Task instructions:
Extract every line of the material that holds the string "Regulation".

Stored entries:
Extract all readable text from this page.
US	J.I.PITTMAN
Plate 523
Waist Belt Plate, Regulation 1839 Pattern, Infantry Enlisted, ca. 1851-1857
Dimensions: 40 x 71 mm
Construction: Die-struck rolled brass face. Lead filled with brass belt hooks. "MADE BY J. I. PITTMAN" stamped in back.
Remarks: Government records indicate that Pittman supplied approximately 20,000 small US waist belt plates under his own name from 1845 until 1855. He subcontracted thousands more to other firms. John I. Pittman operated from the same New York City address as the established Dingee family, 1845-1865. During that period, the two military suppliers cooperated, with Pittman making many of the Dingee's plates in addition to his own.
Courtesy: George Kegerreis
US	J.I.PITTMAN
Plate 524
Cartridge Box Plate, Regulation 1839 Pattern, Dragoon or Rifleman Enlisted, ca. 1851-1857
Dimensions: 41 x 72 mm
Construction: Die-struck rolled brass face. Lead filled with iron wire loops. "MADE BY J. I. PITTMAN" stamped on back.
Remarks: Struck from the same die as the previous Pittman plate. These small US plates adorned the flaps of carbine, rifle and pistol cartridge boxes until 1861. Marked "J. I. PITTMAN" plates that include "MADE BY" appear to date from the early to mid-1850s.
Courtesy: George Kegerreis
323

Answer to this problem:
Waist Belt Plate, Regulation 1839 Pattern, Infantry Enlisted, ca. 1851-1857
Cartridge Box Plate, Regulation 1839 Pattern, Dragoon or Rifleman Enlisted, ca. 1851-1857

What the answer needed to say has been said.